WHAT IS EXPECTED: Reproduce every line of the records below without any change, leaving out the pictures.

Stored data
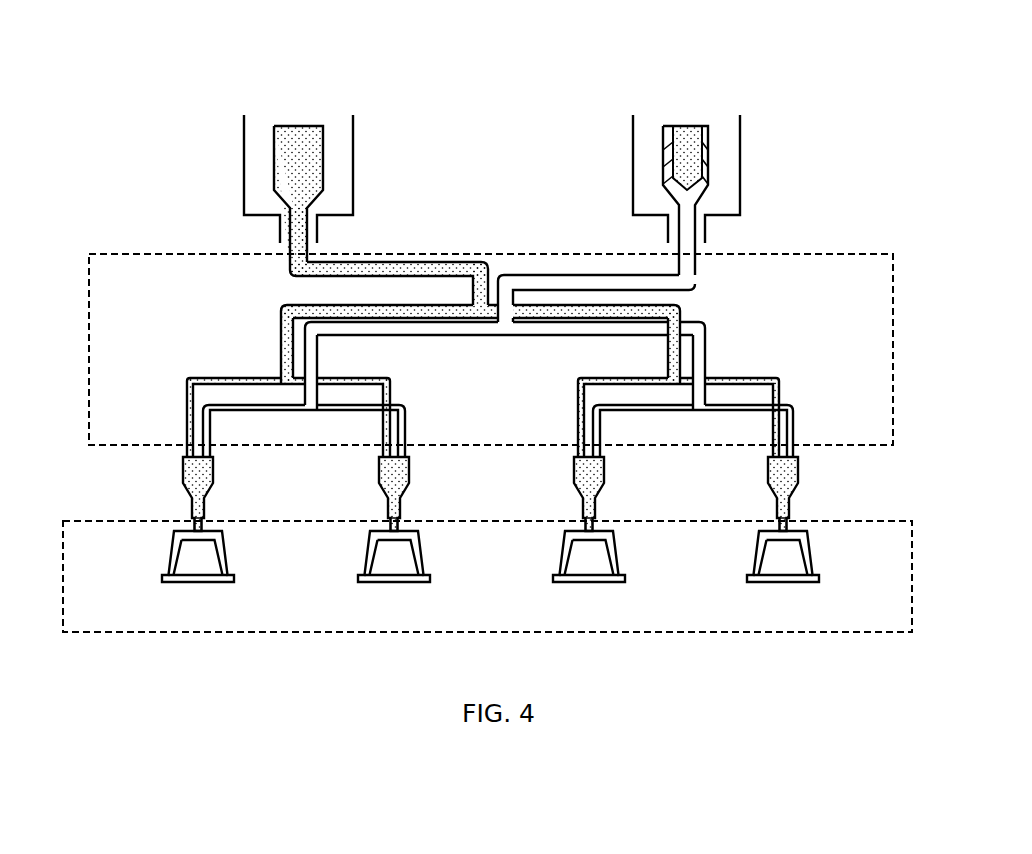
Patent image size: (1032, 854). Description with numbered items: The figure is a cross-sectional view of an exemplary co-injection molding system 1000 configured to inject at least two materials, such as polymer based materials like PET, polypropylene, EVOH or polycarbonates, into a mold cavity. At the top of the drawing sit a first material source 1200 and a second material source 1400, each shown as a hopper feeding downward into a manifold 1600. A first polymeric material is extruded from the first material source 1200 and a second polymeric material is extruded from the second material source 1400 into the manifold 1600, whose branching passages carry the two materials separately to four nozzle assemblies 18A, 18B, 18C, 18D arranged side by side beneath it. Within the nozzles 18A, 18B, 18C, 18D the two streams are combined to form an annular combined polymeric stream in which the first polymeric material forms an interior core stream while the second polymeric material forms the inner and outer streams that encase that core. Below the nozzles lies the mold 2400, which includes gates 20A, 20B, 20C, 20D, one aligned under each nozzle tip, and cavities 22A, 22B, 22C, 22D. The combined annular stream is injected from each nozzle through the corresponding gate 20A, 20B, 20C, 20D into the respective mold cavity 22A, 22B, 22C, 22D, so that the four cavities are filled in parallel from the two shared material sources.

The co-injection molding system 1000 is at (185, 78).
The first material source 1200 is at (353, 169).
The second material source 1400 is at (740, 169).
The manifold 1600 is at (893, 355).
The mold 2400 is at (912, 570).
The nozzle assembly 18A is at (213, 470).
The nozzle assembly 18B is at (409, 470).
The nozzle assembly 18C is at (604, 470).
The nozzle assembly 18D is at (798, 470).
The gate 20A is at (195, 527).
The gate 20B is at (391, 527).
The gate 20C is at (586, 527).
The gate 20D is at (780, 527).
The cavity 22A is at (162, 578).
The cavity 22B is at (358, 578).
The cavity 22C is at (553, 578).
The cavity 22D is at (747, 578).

WORKED SOLUTION:
Patent image size: (1032, 854). Description with numbered items: The figure is a cross-sectional view of an exemplary co-injection molding system 1000 configured to inject at least two materials, such as polymer based materials like PET, polypropylene, EVOH or polycarbonates, into a mold cavity. At the top of the drawing sit a first material source 1200 and a second material source 1400, each shown as a hopper feeding downward into a manifold 1600. A first polymeric material is extruded from the first material source 1200 and a second polymeric material is extruded from the second material source 1400 into the manifold 1600, whose branching passages carry the two materials separately to four nozzle assemblies 18A, 18B, 18C, 18D arranged side by side beneath it. Within the nozzles 18A, 18B, 18C, 18D the two streams are combined to form an annular combined polymeric stream in which the first polymeric material forms an interior core stream while the second polymeric material forms the inner and outer streams that encase that core. Below the nozzles lies the mold 2400, which includes gates 20A, 20B, 20C, 20D, one aligned under each nozzle tip, and cavities 22A, 22B, 22C, 22D. The combined annular stream is injected from each nozzle through the corresponding gate 20A, 20B, 20C, 20D into the respective mold cavity 22A, 22B, 22C, 22D, so that the four cavities are filled in parallel from the two shared material sources.

The co-injection molding system 1000 is at (185, 78).
The first material source 1200 is at (353, 169).
The second material source 1400 is at (740, 169).
The manifold 1600 is at (893, 355).
The mold 2400 is at (912, 570).
The nozzle assembly 18A is at (213, 470).
The nozzle assembly 18B is at (409, 470).
The nozzle assembly 18C is at (604, 470).
The nozzle assembly 18D is at (798, 470).
The gate 20A is at (195, 527).
The gate 20B is at (391, 527).
The gate 20C is at (586, 527).
The gate 20D is at (780, 527).
The cavity 22A is at (162, 578).
The cavity 22B is at (358, 578).
The cavity 22C is at (553, 578).
The cavity 22D is at (747, 578).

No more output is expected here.